_OBJECTIVE_
Count lines holding the string "female" in the data that follows. Reply with one number only.

━━━━━━━━━━

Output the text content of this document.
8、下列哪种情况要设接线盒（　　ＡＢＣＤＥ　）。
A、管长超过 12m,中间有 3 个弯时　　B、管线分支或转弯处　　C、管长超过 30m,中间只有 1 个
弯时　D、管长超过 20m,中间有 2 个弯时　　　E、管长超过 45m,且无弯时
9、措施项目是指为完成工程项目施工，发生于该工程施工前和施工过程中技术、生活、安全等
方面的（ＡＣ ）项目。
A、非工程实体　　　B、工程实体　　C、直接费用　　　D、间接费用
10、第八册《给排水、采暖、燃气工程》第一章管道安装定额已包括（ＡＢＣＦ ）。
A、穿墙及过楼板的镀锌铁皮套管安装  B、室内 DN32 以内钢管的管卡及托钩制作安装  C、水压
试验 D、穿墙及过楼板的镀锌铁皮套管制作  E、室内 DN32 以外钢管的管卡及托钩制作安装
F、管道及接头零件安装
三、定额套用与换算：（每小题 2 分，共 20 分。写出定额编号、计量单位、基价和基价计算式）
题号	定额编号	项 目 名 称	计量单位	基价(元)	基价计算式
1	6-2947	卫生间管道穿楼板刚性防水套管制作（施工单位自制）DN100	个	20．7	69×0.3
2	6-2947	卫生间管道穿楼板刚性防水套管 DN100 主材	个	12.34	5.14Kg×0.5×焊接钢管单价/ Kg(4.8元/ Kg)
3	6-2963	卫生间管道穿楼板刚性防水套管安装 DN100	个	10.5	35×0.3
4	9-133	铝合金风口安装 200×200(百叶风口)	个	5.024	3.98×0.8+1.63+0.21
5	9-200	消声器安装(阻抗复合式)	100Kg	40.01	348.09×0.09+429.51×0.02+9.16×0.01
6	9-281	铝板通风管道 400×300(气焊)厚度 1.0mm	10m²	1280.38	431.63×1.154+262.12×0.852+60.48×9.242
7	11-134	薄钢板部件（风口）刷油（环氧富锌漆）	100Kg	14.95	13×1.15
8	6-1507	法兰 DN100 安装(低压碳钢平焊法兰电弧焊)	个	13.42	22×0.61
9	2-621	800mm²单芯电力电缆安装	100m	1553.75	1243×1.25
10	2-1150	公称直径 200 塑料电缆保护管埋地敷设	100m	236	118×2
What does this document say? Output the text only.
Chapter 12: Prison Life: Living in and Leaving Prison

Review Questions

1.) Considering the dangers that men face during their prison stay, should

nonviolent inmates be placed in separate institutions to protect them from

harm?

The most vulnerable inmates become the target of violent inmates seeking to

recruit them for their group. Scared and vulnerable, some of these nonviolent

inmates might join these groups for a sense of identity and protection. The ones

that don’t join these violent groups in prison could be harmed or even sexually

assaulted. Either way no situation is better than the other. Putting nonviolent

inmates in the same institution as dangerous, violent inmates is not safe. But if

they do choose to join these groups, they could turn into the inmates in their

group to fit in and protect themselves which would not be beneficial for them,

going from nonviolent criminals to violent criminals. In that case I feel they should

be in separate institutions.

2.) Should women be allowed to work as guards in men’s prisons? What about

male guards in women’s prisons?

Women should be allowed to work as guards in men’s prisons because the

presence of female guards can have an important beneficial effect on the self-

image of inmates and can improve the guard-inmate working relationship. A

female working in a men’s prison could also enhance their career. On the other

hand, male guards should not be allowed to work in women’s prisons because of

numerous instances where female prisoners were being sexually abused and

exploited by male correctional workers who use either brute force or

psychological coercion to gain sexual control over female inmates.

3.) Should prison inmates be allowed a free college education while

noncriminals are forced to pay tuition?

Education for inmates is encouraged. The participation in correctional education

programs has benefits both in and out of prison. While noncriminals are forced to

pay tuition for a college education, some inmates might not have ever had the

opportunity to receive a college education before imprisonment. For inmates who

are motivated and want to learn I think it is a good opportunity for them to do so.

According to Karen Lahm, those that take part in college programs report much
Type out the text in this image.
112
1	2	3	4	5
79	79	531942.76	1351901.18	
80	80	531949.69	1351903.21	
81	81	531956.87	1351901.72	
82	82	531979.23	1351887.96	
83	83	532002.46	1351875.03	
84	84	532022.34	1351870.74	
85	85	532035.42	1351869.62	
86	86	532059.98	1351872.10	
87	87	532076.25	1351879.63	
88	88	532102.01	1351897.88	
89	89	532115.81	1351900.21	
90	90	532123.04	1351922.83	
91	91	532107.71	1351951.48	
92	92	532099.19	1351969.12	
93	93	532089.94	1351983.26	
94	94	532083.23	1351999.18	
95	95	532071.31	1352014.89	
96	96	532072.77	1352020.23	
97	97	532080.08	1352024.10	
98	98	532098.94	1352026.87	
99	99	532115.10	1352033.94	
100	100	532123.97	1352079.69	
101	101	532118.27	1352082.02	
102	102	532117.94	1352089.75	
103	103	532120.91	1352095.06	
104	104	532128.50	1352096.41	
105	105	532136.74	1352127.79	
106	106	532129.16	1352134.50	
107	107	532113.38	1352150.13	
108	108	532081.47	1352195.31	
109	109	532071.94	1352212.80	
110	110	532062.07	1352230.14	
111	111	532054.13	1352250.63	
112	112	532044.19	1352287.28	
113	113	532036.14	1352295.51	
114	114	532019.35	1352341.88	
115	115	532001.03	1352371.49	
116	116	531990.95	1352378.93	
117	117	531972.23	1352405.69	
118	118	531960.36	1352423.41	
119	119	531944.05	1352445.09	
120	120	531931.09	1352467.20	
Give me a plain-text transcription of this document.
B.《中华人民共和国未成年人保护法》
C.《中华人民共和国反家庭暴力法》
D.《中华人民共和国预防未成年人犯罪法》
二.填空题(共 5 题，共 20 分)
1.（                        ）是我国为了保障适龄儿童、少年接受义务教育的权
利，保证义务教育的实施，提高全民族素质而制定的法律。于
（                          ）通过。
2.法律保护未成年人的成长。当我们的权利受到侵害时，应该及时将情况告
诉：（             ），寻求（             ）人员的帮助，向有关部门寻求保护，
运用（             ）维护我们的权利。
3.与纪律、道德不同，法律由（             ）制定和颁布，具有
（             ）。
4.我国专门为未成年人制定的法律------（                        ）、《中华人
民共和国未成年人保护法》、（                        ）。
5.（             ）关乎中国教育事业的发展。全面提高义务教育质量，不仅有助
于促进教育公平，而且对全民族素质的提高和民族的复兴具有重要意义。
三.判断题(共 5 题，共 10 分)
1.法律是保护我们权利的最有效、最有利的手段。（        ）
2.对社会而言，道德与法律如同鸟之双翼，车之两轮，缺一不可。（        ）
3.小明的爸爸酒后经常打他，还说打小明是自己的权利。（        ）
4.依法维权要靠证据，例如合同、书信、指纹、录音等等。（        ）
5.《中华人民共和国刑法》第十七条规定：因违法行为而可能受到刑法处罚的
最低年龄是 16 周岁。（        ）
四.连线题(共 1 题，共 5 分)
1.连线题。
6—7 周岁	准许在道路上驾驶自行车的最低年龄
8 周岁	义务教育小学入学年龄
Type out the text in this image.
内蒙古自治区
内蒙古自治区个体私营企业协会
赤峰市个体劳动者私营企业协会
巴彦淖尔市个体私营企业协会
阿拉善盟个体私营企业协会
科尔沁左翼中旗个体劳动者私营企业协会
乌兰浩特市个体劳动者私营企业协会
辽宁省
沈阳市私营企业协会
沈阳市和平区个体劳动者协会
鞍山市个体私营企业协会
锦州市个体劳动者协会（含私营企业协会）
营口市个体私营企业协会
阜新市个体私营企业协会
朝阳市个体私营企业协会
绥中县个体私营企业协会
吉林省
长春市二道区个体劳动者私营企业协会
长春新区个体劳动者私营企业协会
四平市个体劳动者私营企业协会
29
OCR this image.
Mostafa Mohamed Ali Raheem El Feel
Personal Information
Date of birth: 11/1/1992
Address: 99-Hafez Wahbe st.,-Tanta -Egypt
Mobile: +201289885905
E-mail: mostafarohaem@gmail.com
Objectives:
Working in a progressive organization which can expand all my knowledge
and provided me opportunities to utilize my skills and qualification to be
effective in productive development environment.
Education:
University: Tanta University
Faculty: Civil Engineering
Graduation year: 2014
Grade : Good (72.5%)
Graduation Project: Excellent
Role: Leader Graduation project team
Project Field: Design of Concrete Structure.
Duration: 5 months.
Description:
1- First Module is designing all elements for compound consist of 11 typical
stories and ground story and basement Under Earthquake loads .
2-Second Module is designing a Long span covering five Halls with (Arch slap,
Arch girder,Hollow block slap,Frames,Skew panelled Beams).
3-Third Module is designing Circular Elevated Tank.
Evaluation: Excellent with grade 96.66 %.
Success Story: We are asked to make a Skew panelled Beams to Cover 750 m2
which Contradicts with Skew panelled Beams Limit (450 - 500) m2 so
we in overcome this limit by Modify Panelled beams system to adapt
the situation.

━━━━━━━━━━

_EXERCISE RESPONSE_
4